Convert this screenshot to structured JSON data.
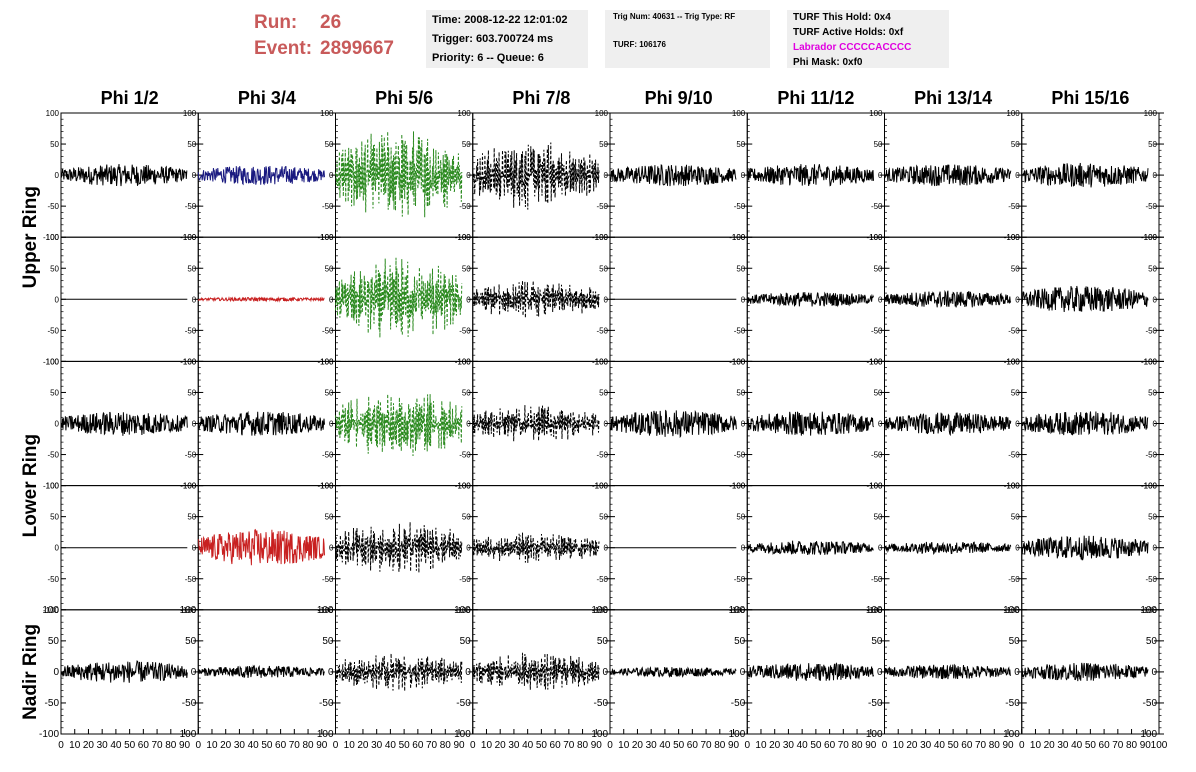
{
  "header": {
    "run_label": "Run:",
    "run_value": "26",
    "event_label": "Event:",
    "event_value": "2899667",
    "color": "#c85a5a"
  },
  "info_time": {
    "time": "Time: 2008-12-22 12:01:02",
    "trigger": "Trigger: 603.700724 ms",
    "priority": "Priority: 6 -- Queue: 6"
  },
  "info_trig": {
    "trig": "Trig Num: 40631 -- Trig Type: RF",
    "turf": "TURF: 106176"
  },
  "info_turf": {
    "this_hold": "TURF This Hold: 0x4",
    "active_holds": "TURF Active Holds: 0xf",
    "labrador": "Labrador CCCCCACCCC",
    "phi_mask": "Phi Mask: 0xf0",
    "labrador_color": "#e000e0"
  },
  "chart_data": {
    "type": "line",
    "columns": [
      "Phi 1/2",
      "Phi 3/4",
      "Phi 5/6",
      "Phi 7/8",
      "Phi 9/10",
      "Phi 11/12",
      "Phi 13/14",
      "Phi 15/16"
    ],
    "ring_labels": [
      "Upper Ring",
      "Lower Ring",
      "Nadir Ring"
    ],
    "ring_rows": [
      [
        0,
        1
      ],
      [
        2,
        3
      ],
      [
        4,
        4
      ]
    ],
    "xlim": [
      0,
      100
    ],
    "ylim": [
      -100,
      100
    ],
    "x_ticks": [
      0,
      10,
      20,
      30,
      40,
      50,
      60,
      70,
      80,
      90,
      100
    ],
    "x_tick_labels": [
      "0",
      "10",
      "20",
      "30",
      "40",
      "50",
      "60",
      "70",
      "80",
      "90",
      "100"
    ],
    "y_ticks": [
      100,
      50,
      0,
      -50,
      -100
    ],
    "y_tick_labels": [
      "100",
      "50",
      "0",
      "-50",
      "-100"
    ],
    "trace_x_range": [
      0,
      92
    ],
    "colors": {
      "black": "#000000",
      "blue": "#1a1a80",
      "green": "#2b8a1f",
      "red": "#c82020"
    },
    "panels": [
      [
        {
          "c": "black",
          "a": 18,
          "d": false
        },
        {
          "c": "blue",
          "a": 16,
          "d": false
        },
        {
          "c": "green",
          "a": 60,
          "d": true
        },
        {
          "c": "black",
          "a": 45,
          "d": true
        },
        {
          "c": "black",
          "a": 18,
          "d": false
        },
        {
          "c": "black",
          "a": 18,
          "d": false
        },
        {
          "c": "black",
          "a": 18,
          "d": false
        },
        {
          "c": "black",
          "a": 20,
          "d": false
        }
      ],
      [
        {
          "c": "black",
          "a": 0,
          "d": false
        },
        {
          "c": "red",
          "a": 3,
          "d": false
        },
        {
          "c": "green",
          "a": 55,
          "d": true
        },
        {
          "c": "black",
          "a": 25,
          "d": true
        },
        {
          "c": "black",
          "a": 0,
          "d": false
        },
        {
          "c": "black",
          "a": 12,
          "d": false
        },
        {
          "c": "black",
          "a": 14,
          "d": false
        },
        {
          "c": "black",
          "a": 22,
          "d": false
        }
      ],
      [
        {
          "c": "black",
          "a": 20,
          "d": false
        },
        {
          "c": "black",
          "a": 20,
          "d": false
        },
        {
          "c": "green",
          "a": 45,
          "d": true
        },
        {
          "c": "black",
          "a": 25,
          "d": true
        },
        {
          "c": "black",
          "a": 22,
          "d": false
        },
        {
          "c": "black",
          "a": 20,
          "d": false
        },
        {
          "c": "black",
          "a": 18,
          "d": false
        },
        {
          "c": "black",
          "a": 20,
          "d": false
        }
      ],
      [
        {
          "c": "black",
          "a": 0,
          "d": false
        },
        {
          "c": "red",
          "a": 30,
          "d": false
        },
        {
          "c": "black",
          "a": 35,
          "d": true
        },
        {
          "c": "black",
          "a": 20,
          "d": true
        },
        {
          "c": "black",
          "a": 0,
          "d": false
        },
        {
          "c": "black",
          "a": 12,
          "d": false
        },
        {
          "c": "black",
          "a": 10,
          "d": false
        },
        {
          "c": "black",
          "a": 20,
          "d": false
        }
      ],
      [
        {
          "c": "black",
          "a": 18,
          "d": false
        },
        {
          "c": "black",
          "a": 10,
          "d": false
        },
        {
          "c": "black",
          "a": 25,
          "d": true
        },
        {
          "c": "black",
          "a": 25,
          "d": true
        },
        {
          "c": "black",
          "a": 8,
          "d": false
        },
        {
          "c": "black",
          "a": 15,
          "d": false
        },
        {
          "c": "black",
          "a": 12,
          "d": false
        },
        {
          "c": "black",
          "a": 15,
          "d": false
        }
      ]
    ]
  }
}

§

WRITTEN PROBLEM
Without the pictures, write out every entry precisely as it appears.

WORKED ANSWER
Convert this screenshot to structured JSON data.
{
  "header": {
    "run_label": "Run:",
    "run_value": "26",
    "event_label": "Event:",
    "event_value": "2899667",
    "color": "#c85a5a"
  },
  "info_time": {
    "time": "Time: 2008-12-22 12:01:02",
    "trigger": "Trigger: 603.700724 ms",
    "priority": "Priority: 6 -- Queue: 6"
  },
  "info_trig": {
    "trig": "Trig Num: 40631 -- Trig Type: RF",
    "turf": "TURF: 106176"
  },
  "info_turf": {
    "this_hold": "TURF This Hold: 0x4",
    "active_holds": "TURF Active Holds: 0xf",
    "labrador": "Labrador CCCCCACCCC",
    "phi_mask": "Phi Mask: 0xf0",
    "labrador_color": "#e000e0"
  },
  "chart_data": {
    "type": "line",
    "columns": [
      "Phi 1/2",
      "Phi 3/4",
      "Phi 5/6",
      "Phi 7/8",
      "Phi 9/10",
      "Phi 11/12",
      "Phi 13/14",
      "Phi 15/16"
    ],
    "ring_labels": [
      "Upper Ring",
      "Lower Ring",
      "Nadir Ring"
    ],
    "ring_rows": [
      [
        0,
        1
      ],
      [
        2,
        3
      ],
      [
        4,
        4
      ]
    ],
    "xlim": [
      0,
      100
    ],
    "ylim": [
      -100,
      100
    ],
    "x_ticks": [
      0,
      10,
      20,
      30,
      40,
      50,
      60,
      70,
      80,
      90,
      100
    ],
    "x_tick_labels": [
      "0",
      "10",
      "20",
      "30",
      "40",
      "50",
      "60",
      "70",
      "80",
      "90",
      "100"
    ],
    "y_ticks": [
      100,
      50,
      0,
      -50,
      -100
    ],
    "y_tick_labels": [
      "100",
      "50",
      "0",
      "-50",
      "-100"
    ],
    "trace_x_range": [
      0,
      92
    ],
    "colors": {
      "black": "#000000",
      "blue": "#1a1a80",
      "green": "#2b8a1f",
      "red": "#c82020"
    },
    "panels": [
      [
        {
          "c": "black",
          "a": 18,
          "d": false
        },
        {
          "c": "blue",
          "a": 16,
          "d": false
        },
        {
          "c": "green",
          "a": 60,
          "d": true
        },
        {
          "c": "black",
          "a": 45,
          "d": true
        },
        {
          "c": "black",
          "a": 18,
          "d": false
        },
        {
          "c": "black",
          "a": 18,
          "d": false
        },
        {
          "c": "black",
          "a": 18,
          "d": false
        },
        {
          "c": "black",
          "a": 20,
          "d": false
        }
      ],
      [
        {
          "c": "black",
          "a": 0,
          "d": false
        },
        {
          "c": "red",
          "a": 3,
          "d": false
        },
        {
          "c": "green",
          "a": 55,
          "d": true
        },
        {
          "c": "black",
          "a": 25,
          "d": true
        },
        {
          "c": "black",
          "a": 0,
          "d": false
        },
        {
          "c": "black",
          "a": 12,
          "d": false
        },
        {
          "c": "black",
          "a": 14,
          "d": false
        },
        {
          "c": "black",
          "a": 22,
          "d": false
        }
      ],
      [
        {
          "c": "black",
          "a": 20,
          "d": false
        },
        {
          "c": "black",
          "a": 20,
          "d": false
        },
        {
          "c": "green",
          "a": 45,
          "d": true
        },
        {
          "c": "black",
          "a": 25,
          "d": true
        },
        {
          "c": "black",
          "a": 22,
          "d": false
        },
        {
          "c": "black",
          "a": 20,
          "d": false
        },
        {
          "c": "black",
          "a": 18,
          "d": false
        },
        {
          "c": "black",
          "a": 20,
          "d": false
        }
      ],
      [
        {
          "c": "black",
          "a": 0,
          "d": false
        },
        {
          "c": "red",
          "a": 30,
          "d": false
        },
        {
          "c": "black",
          "a": 35,
          "d": true
        },
        {
          "c": "black",
          "a": 20,
          "d": true
        },
        {
          "c": "black",
          "a": 0,
          "d": false
        },
        {
          "c": "black",
          "a": 12,
          "d": false
        },
        {
          "c": "black",
          "a": 10,
          "d": false
        },
        {
          "c": "black",
          "a": 20,
          "d": false
        }
      ],
      [
        {
          "c": "black",
          "a": 18,
          "d": false
        },
        {
          "c": "black",
          "a": 10,
          "d": false
        },
        {
          "c": "black",
          "a": 25,
          "d": true
        },
        {
          "c": "black",
          "a": 25,
          "d": true
        },
        {
          "c": "black",
          "a": 8,
          "d": false
        },
        {
          "c": "black",
          "a": 15,
          "d": false
        },
        {
          "c": "black",
          "a": 12,
          "d": false
        },
        {
          "c": "black",
          "a": 15,
          "d": false
        }
      ]
    ]
  }
}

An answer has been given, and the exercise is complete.